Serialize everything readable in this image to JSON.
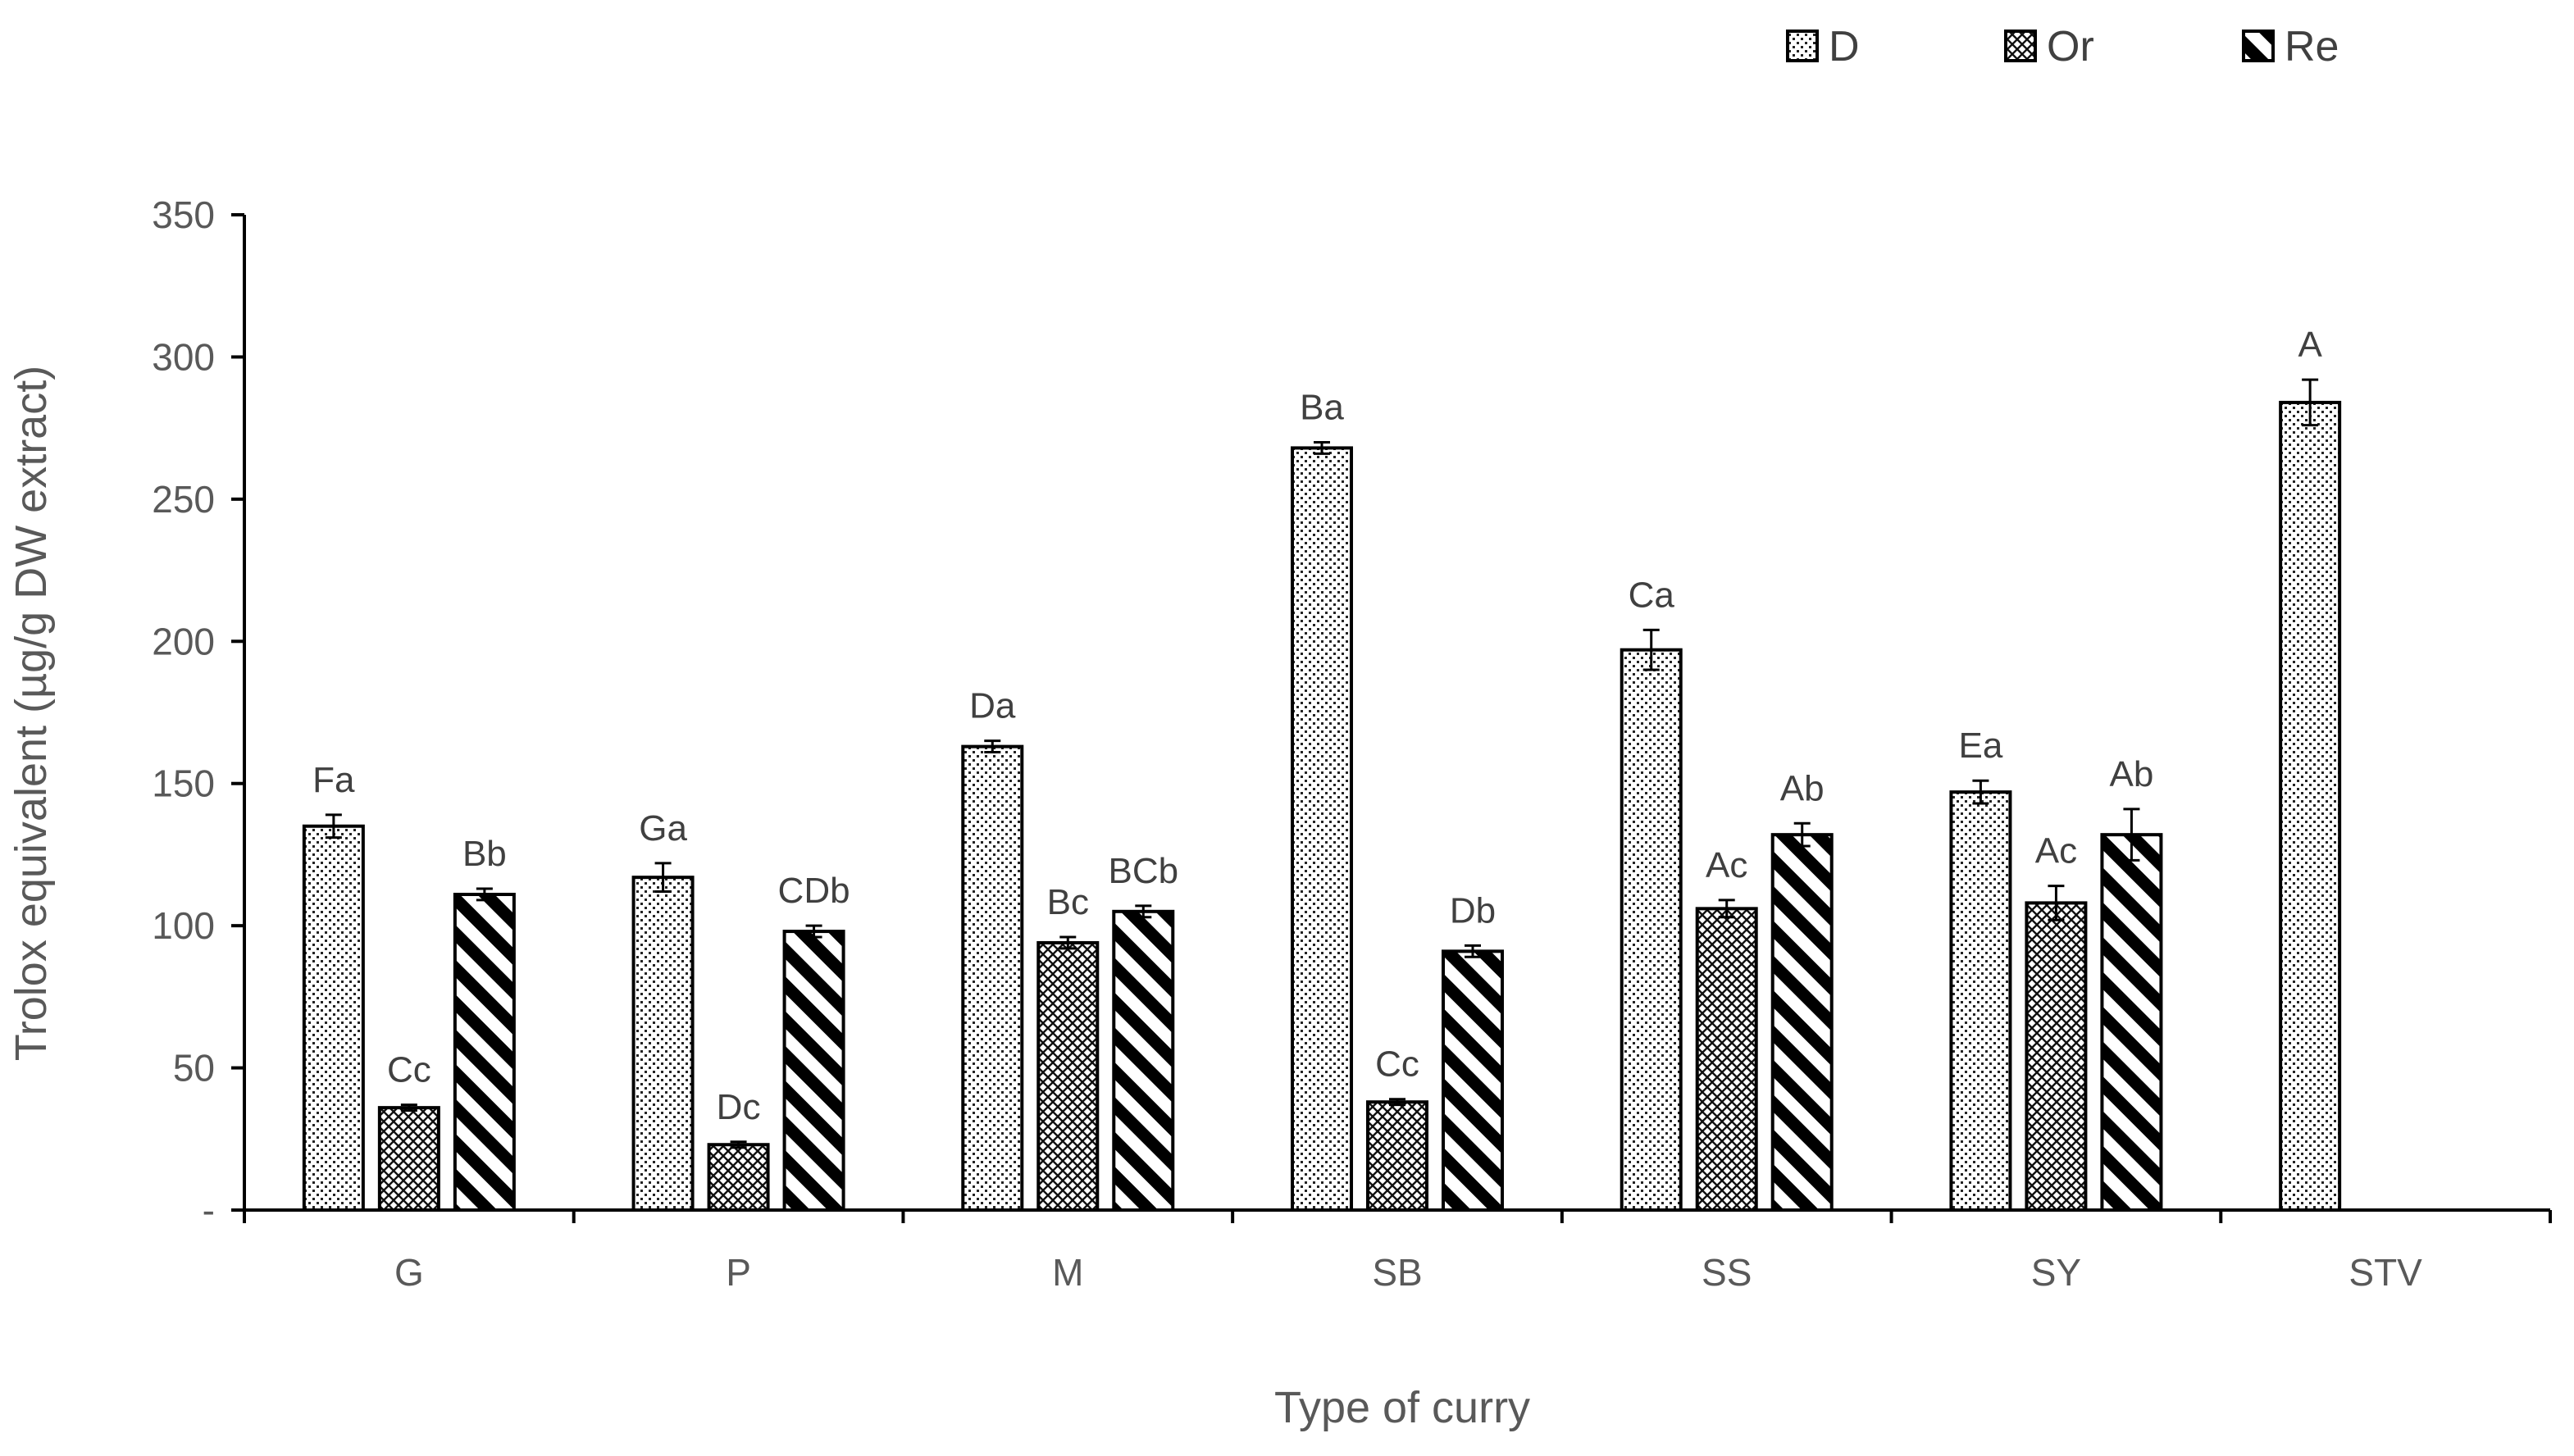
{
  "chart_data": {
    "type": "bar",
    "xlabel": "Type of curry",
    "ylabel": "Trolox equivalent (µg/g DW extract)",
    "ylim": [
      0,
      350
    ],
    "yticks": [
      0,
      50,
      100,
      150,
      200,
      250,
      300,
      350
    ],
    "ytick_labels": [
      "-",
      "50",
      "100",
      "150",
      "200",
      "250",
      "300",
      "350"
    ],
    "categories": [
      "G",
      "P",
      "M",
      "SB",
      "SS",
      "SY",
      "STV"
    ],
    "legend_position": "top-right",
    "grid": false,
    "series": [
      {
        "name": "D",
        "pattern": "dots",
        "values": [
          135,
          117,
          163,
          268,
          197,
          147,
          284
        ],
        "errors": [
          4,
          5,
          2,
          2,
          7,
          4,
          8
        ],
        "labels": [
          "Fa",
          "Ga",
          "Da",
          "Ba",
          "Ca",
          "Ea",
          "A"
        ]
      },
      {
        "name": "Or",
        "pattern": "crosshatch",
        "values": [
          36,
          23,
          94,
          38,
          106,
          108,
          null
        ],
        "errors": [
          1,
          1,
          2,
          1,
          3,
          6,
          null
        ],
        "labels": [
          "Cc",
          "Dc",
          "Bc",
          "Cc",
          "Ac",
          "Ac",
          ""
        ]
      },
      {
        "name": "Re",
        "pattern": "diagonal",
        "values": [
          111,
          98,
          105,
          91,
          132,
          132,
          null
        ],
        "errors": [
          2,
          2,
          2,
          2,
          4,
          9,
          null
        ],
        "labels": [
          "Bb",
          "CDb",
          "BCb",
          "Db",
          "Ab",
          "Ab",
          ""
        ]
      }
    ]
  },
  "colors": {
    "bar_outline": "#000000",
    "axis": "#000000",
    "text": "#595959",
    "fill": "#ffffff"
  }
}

--

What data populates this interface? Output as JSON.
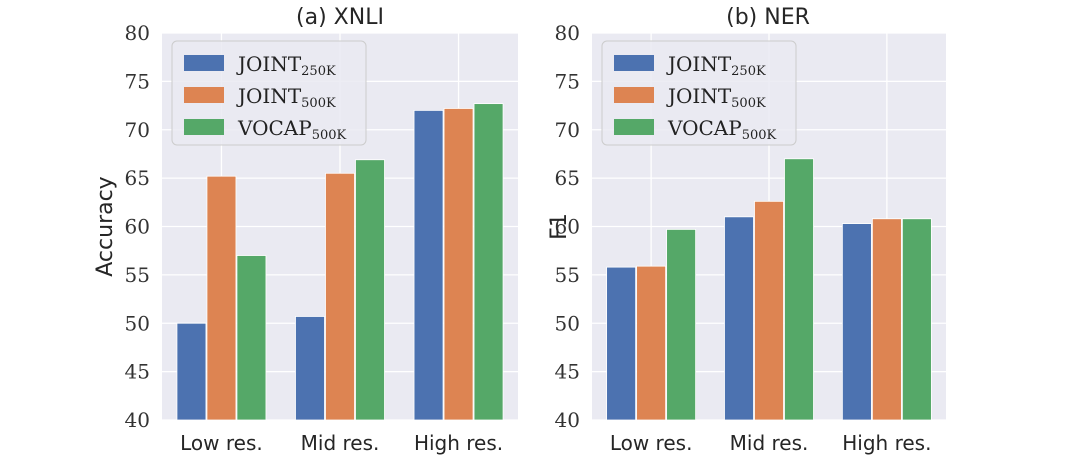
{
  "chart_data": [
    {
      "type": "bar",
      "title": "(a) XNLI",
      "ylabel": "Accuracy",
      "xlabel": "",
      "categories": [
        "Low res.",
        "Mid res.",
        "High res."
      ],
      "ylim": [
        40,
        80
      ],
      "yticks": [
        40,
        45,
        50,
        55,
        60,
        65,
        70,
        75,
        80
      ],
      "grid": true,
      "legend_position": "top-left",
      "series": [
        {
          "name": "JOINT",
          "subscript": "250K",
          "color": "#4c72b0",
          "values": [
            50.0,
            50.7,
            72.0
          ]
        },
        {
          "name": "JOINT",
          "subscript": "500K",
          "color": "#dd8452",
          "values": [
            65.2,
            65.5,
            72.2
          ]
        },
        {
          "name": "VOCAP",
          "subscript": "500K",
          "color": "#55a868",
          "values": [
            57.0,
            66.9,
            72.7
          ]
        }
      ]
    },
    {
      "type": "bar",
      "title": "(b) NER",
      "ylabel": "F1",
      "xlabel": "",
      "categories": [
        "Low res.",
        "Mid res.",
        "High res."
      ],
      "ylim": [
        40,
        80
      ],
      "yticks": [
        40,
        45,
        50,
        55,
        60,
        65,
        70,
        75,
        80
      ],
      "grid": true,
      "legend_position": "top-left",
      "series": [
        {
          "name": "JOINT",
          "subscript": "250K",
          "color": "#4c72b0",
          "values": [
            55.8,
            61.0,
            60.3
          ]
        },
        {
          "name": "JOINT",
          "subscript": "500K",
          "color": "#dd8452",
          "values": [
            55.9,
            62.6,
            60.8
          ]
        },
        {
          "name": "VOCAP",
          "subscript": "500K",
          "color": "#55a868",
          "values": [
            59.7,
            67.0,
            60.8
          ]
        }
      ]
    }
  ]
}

## Do this
Find the string "ylabel" in the records, then copy each line where it occurs.

## Task solution
    "ylabel": "Trolox equivalent (µg/g DW extract)",
      "ylabel": "Accuracy",
      "ylabel": "F1",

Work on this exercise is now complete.